### Objective:
Quote all lines below exactly. Images stay out.

### Material for this task:

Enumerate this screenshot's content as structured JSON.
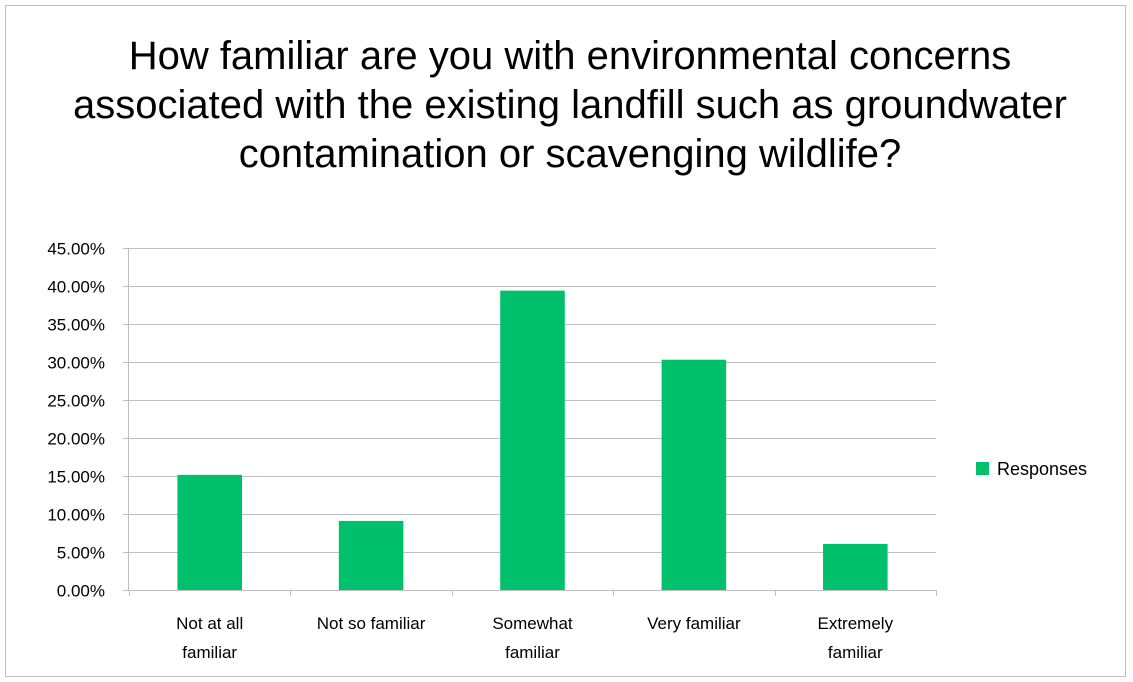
{
  "chart_data": {
    "type": "bar",
    "title": "How familiar are you with environmental concerns associated with the existing landfill such as groundwater contamination or scavenging wildlife?",
    "categories": [
      [
        "Not at all",
        "familiar"
      ],
      [
        "Not so familiar"
      ],
      [
        "Somewhat",
        "familiar"
      ],
      [
        "Very familiar"
      ],
      [
        "Extremely",
        "familiar"
      ]
    ],
    "series": [
      {
        "name": "Responses",
        "values": [
          0.1515,
          0.0909,
          0.3939,
          0.303,
          0.0606
        ],
        "color": "#00c06b"
      }
    ],
    "ylim": [
      0,
      0.45
    ],
    "yticks": [
      "0.00%",
      "5.00%",
      "10.00%",
      "15.00%",
      "20.00%",
      "25.00%",
      "30.00%",
      "35.00%",
      "40.00%",
      "45.00%"
    ],
    "grid": true,
    "legend": "right"
  }
}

### The answer:
Enumerate this screenshot's content as structured JSON.
{
  "chart_data": {
    "type": "bar",
    "title": "How familiar are you with environmental concerns associated with the existing landfill such as groundwater contamination or scavenging wildlife?",
    "categories": [
      [
        "Not at all",
        "familiar"
      ],
      [
        "Not so familiar"
      ],
      [
        "Somewhat",
        "familiar"
      ],
      [
        "Very familiar"
      ],
      [
        "Extremely",
        "familiar"
      ]
    ],
    "series": [
      {
        "name": "Responses",
        "values": [
          0.1515,
          0.0909,
          0.3939,
          0.303,
          0.0606
        ],
        "color": "#00c06b"
      }
    ],
    "ylim": [
      0,
      0.45
    ],
    "yticks": [
      "0.00%",
      "5.00%",
      "10.00%",
      "15.00%",
      "20.00%",
      "25.00%",
      "30.00%",
      "35.00%",
      "40.00%",
      "45.00%"
    ],
    "grid": true,
    "legend": "right"
  }
}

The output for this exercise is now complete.